*Task*
Rewrite the records from their first line through the line that contains "Bar [103,425,182,492]", changing "Probability" to "Likelihood" and leaving everything else unchanged.

*Raw data*
______________________________

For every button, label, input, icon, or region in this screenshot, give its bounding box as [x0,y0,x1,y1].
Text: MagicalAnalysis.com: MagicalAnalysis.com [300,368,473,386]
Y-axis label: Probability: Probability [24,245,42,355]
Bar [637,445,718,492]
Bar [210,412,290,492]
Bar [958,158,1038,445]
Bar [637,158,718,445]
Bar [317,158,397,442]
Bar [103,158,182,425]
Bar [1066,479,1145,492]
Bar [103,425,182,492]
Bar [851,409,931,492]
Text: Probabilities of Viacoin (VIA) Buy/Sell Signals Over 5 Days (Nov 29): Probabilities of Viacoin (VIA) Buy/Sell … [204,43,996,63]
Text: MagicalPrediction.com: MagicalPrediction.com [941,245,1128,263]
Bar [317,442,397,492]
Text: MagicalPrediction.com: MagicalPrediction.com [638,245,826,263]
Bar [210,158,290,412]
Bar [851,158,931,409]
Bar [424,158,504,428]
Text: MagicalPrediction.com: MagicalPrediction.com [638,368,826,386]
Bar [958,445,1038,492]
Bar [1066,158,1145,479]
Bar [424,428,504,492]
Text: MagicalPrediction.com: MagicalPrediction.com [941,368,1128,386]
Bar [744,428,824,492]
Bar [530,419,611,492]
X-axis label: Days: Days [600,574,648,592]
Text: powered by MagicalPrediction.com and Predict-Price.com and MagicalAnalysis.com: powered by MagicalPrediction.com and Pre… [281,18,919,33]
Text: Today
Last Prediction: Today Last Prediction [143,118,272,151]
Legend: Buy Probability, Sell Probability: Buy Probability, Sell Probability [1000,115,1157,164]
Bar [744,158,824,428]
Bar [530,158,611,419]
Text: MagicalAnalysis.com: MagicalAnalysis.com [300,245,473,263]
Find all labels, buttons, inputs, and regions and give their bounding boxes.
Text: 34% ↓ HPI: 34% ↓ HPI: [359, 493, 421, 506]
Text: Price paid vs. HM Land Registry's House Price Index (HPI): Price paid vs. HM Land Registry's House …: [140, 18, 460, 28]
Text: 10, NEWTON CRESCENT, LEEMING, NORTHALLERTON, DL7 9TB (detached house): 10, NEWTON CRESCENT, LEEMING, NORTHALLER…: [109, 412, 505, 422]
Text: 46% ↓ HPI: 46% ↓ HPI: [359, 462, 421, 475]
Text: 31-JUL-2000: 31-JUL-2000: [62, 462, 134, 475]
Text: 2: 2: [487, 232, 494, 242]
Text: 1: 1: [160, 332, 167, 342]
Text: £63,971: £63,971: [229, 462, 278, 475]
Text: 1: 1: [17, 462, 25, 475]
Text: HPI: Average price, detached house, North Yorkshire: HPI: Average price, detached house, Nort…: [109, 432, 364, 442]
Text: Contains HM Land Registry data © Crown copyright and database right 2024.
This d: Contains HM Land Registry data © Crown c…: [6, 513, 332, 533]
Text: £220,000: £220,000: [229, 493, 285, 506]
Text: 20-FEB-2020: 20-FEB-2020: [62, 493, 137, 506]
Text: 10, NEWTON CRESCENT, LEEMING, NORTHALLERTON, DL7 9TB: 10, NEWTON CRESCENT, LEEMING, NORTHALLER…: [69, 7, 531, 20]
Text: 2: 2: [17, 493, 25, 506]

______________________________

*Task output*
For every button, label, input, icon, or region in this screenshot, give its bounding box as [x0,y0,x1,y1].
Text: MagicalAnalysis.com: MagicalAnalysis.com [300,368,473,386]
Y-axis label: Likelihood: Likelihood [24,245,42,355]
Bar [637,445,718,492]
Bar [210,412,290,492]
Bar [958,158,1038,445]
Bar [637,158,718,445]
Bar [317,158,397,442]
Bar [103,158,182,425]
Bar [1066,479,1145,492]
Bar [103,425,182,492]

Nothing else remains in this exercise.